Records from a collection:
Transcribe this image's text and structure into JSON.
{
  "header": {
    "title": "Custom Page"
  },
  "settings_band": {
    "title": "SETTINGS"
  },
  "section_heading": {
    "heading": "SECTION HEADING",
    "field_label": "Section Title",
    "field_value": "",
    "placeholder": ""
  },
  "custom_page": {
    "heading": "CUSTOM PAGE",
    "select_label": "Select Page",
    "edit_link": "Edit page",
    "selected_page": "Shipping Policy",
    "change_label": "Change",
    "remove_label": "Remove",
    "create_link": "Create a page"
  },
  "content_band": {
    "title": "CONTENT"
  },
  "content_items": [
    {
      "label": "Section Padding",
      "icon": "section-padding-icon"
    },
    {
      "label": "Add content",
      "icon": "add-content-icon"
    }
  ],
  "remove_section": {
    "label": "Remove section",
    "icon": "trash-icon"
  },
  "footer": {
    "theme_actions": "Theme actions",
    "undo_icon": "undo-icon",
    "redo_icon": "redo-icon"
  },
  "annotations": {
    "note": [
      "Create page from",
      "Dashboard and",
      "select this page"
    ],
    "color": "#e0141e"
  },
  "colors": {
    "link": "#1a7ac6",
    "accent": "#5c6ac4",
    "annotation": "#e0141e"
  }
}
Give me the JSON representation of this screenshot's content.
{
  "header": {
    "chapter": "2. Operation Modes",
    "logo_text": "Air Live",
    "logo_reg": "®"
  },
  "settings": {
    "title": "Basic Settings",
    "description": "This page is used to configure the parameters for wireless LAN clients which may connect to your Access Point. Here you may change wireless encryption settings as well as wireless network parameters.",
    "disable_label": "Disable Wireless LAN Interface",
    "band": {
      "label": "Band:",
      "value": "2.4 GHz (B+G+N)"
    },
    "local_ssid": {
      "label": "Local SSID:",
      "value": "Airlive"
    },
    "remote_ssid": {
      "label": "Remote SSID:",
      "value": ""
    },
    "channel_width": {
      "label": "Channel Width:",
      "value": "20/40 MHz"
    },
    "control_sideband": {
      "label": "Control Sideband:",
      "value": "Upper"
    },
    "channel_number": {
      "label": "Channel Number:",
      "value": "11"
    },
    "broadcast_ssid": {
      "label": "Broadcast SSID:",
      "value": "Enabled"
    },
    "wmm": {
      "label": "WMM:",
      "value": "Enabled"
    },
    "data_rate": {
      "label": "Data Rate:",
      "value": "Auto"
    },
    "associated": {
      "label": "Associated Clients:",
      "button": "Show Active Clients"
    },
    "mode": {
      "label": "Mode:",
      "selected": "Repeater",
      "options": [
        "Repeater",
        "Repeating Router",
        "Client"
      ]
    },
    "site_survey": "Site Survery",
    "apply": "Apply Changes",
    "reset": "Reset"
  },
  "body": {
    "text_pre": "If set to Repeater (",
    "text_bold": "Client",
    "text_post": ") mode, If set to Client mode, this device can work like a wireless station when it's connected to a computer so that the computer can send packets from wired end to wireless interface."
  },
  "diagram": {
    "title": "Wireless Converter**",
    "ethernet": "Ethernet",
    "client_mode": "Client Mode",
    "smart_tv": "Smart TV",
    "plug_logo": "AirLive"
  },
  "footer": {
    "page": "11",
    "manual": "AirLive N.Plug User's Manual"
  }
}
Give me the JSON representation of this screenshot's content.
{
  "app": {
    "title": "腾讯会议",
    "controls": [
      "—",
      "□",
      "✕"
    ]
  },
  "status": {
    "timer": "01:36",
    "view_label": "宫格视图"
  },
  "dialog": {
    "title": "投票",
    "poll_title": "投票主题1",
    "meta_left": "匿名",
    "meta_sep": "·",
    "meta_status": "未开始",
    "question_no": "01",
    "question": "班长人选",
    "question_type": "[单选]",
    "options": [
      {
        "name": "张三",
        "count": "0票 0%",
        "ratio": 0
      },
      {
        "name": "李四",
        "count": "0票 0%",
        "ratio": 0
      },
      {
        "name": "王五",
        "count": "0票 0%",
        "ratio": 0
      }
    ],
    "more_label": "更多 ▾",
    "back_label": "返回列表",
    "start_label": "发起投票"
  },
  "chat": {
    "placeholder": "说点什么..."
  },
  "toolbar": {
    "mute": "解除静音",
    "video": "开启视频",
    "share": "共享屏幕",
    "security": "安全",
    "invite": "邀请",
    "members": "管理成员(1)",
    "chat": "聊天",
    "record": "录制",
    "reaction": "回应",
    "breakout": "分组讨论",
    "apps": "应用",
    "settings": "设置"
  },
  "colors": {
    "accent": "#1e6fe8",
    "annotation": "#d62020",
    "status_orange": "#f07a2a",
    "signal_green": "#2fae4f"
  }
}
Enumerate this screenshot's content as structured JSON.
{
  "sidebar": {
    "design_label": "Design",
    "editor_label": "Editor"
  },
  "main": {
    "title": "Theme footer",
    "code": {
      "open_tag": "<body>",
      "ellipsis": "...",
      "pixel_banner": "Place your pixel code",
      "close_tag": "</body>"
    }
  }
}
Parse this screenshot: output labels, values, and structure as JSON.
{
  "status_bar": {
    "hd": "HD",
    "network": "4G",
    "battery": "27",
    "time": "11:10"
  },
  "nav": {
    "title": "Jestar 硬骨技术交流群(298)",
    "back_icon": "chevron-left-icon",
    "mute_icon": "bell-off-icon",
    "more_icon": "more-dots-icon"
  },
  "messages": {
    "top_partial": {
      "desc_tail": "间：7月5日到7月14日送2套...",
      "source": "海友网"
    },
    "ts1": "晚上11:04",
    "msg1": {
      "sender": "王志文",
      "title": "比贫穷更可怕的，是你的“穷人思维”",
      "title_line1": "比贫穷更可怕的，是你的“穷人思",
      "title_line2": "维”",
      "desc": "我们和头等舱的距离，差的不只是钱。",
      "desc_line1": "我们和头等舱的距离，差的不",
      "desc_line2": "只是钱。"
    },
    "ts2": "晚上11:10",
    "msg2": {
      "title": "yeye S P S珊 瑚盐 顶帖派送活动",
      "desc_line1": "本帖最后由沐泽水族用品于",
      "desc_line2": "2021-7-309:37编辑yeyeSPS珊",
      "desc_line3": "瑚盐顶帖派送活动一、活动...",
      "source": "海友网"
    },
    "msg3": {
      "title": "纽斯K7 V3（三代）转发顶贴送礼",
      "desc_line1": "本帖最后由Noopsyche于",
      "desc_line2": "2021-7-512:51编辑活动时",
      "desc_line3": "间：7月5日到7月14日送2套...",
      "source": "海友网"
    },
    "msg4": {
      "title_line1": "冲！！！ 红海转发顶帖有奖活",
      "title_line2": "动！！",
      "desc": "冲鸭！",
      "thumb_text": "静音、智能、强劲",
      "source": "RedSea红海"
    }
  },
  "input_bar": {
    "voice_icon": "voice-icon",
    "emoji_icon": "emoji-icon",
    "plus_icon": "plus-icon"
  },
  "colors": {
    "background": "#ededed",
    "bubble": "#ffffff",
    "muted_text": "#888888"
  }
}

What you are asked to do: Quote the listing in full, please, keeping every line exact.

Problem solution:
Transcribe this image's text and structure into JSON.
{
  "header": {
    "title": "Custom Page"
  },
  "settings_band": {
    "title": "SETTINGS"
  },
  "section_heading": {
    "heading": "SECTION HEADING",
    "field_label": "Section Title",
    "field_value": "",
    "placeholder": ""
  },
  "custom_page": {
    "heading": "CUSTOM PAGE",
    "select_label": "Select Page",
    "edit_link": "Edit page",
    "selected_page": "Shipping Policy",
    "change_label": "Change",
    "remove_label": "Remove",
    "create_link": "Create a page"
  },
  "content_band": {
    "title": "CONTENT"
  },
  "content_items": [
    {
      "label": "Section Padding",
      "icon": "section-padding-icon"
    },
    {
      "label": "Add content",
      "icon": "add-content-icon"
    }
  ],
  "remove_section": {
    "label": "Remove section",
    "icon": "trash-icon"
  },
  "footer": {
    "theme_actions": "Theme actions",
    "undo_icon": "undo-icon",
    "redo_icon": "redo-icon"
  },
  "annotations": {
    "note": [
      "Create page from",
      "Dashboard and",
      "select this page"
    ],
    "color": "#e0141e"
  },
  "colors": {
    "link": "#1a7ac6",
    "accent": "#5c6ac4",
    "annotation": "#e0141e"
  }
}
Give me the JSON representation of this screenshot's content.
{
  "header": {
    "chapter": "2. Operation Modes",
    "logo_text": "Air Live",
    "logo_reg": "®"
  },
  "settings": {
    "title": "Basic Settings",
    "description": "This page is used to configure the parameters for wireless LAN clients which may connect to your Access Point. Here you may change wireless encryption settings as well as wireless network parameters.",
    "disable_label": "Disable Wireless LAN Interface",
    "band": {
      "label": "Band:",
      "value": "2.4 GHz (B+G+N)"
    },
    "local_ssid": {
      "label": "Local SSID:",
      "value": "Airlive"
    },
    "remote_ssid": {
      "label": "Remote SSID:",
      "value": ""
    },
    "channel_width": {
      "label": "Channel Width:",
      "value": "20/40 MHz"
    },
    "control_sideband": {
      "label": "Control Sideband:",
      "value": "Upper"
    },
    "channel_number": {
      "label": "Channel Number:",
      "value": "11"
    },
    "broadcast_ssid": {
      "label": "Broadcast SSID:",
      "value": "Enabled"
    },
    "wmm": {
      "label": "WMM:",
      "value": "Enabled"
    },
    "data_rate": {
      "label": "Data Rate:",
      "value": "Auto"
    },
    "associated": {
      "label": "Associated Clients:",
      "button": "Show Active Clients"
    },
    "mode": {
      "label": "Mode:",
      "selected": "Repeater",
      "options": [
        "Repeater",
        "Repeating Router",
        "Client"
      ]
    },
    "site_survey": "Site Survery",
    "apply": "Apply Changes",
    "reset": "Reset"
  },
  "body": {
    "text_pre": "If set to Repeater (",
    "text_bold": "Client",
    "text_post": ") mode, If set to Client mode, this device can work like a wireless station when it's connected to a computer so that the computer can send packets from wired end to wireless interface."
  },
  "diagram": {
    "title": "Wireless Converter**",
    "ethernet": "Ethernet",
    "client_mode": "Client Mode",
    "smart_tv": "Smart TV",
    "plug_logo": "AirLive"
  },
  "footer": {
    "page": "11",
    "manual": "AirLive N.Plug User's Manual"
  }
}
Give me the JSON representation of this screenshot's content.
{
  "app": {
    "title": "腾讯会议",
    "controls": [
      "—",
      "□",
      "✕"
    ]
  },
  "status": {
    "timer": "01:36",
    "view_label": "宫格视图"
  },
  "dialog": {
    "title": "投票",
    "poll_title": "投票主题1",
    "meta_left": "匿名",
    "meta_sep": "·",
    "meta_status": "未开始",
    "question_no": "01",
    "question": "班长人选",
    "question_type": "[单选]",
    "options": [
      {
        "name": "张三",
        "count": "0票 0%",
        "ratio": 0
      },
      {
        "name": "李四",
        "count": "0票 0%",
        "ratio": 0
      },
      {
        "name": "王五",
        "count": "0票 0%",
        "ratio": 0
      }
    ],
    "more_label": "更多 ▾",
    "back_label": "返回列表",
    "start_label": "发起投票"
  },
  "chat": {
    "placeholder": "说点什么..."
  },
  "toolbar": {
    "mute": "解除静音",
    "video": "开启视频",
    "share": "共享屏幕",
    "security": "安全",
    "invite": "邀请",
    "members": "管理成员(1)",
    "chat": "聊天",
    "record": "录制",
    "reaction": "回应",
    "breakout": "分组讨论",
    "apps": "应用",
    "settings": "设置"
  },
  "colors": {
    "accent": "#1e6fe8",
    "annotation": "#d62020",
    "status_orange": "#f07a2a",
    "signal_green": "#2fae4f"
  }
}
Enumerate this screenshot's content as structured JSON.
{
  "sidebar": {
    "design_label": "Design",
    "editor_label": "Editor"
  },
  "main": {
    "title": "Theme footer",
    "code": {
      "open_tag": "<body>",
      "ellipsis": "...",
      "pixel_banner": "Place your pixel code",
      "close_tag": "</body>"
    }
  }
}
Parse this screenshot: output labels, values, and structure as JSON.
{
  "status_bar": {
    "hd": "HD",
    "network": "4G",
    "battery": "27",
    "time": "11:10"
  },
  "nav": {
    "title": "Jestar 硬骨技术交流群(298)",
    "back_icon": "chevron-left-icon",
    "mute_icon": "bell-off-icon",
    "more_icon": "more-dots-icon"
  },
  "messages": {
    "top_partial": {
      "desc_tail": "间：7月5日到7月14日送2套...",
      "source": "海友网"
    },
    "ts1": "晚上11:04",
    "msg1": {
      "sender": "王志文",
      "title": "比贫穷更可怕的，是你的“穷人思维”",
      "title_line1": "比贫穷更可怕的，是你的“穷人思",
      "title_line2": "维”",
      "desc": "我们和头等舱的距离，差的不只是钱。",
      "desc_line1": "我们和头等舱的距离，差的不",
      "desc_line2": "只是钱。"
    },
    "ts2": "晚上11:10",
    "msg2": {
      "title": "yeye S P S珊 瑚盐 顶帖派送活动",
      "desc_line1": "本帖最后由沐泽水族用品于",
      "desc_line2": "2021-7-309:37编辑yeyeSPS珊",
      "desc_line3": "瑚盐顶帖派送活动一、活动...",
      "source": "海友网"
    },
    "msg3": {
      "title": "纽斯K7 V3（三代）转发顶贴送礼",
      "desc_line1": "本帖最后由Noopsyche于",
      "desc_line2": "2021-7-512:51编辑活动时",
      "desc_line3": "间：7月5日到7月14日送2套...",
      "source": "海友网"
    },
    "msg4": {
      "title_line1": "冲！！！ 红海转发顶帖有奖活",
      "title_line2": "动！！",
      "desc": "冲鸭！",
      "thumb_text": "静音、智能、强劲",
      "source": "RedSea红海"
    }
  },
  "input_bar": {
    "voice_icon": "voice-icon",
    "emoji_icon": "emoji-icon",
    "plus_icon": "plus-icon"
  },
  "colors": {
    "background": "#ededed",
    "bubble": "#ffffff",
    "muted_text": "#888888"
  }
}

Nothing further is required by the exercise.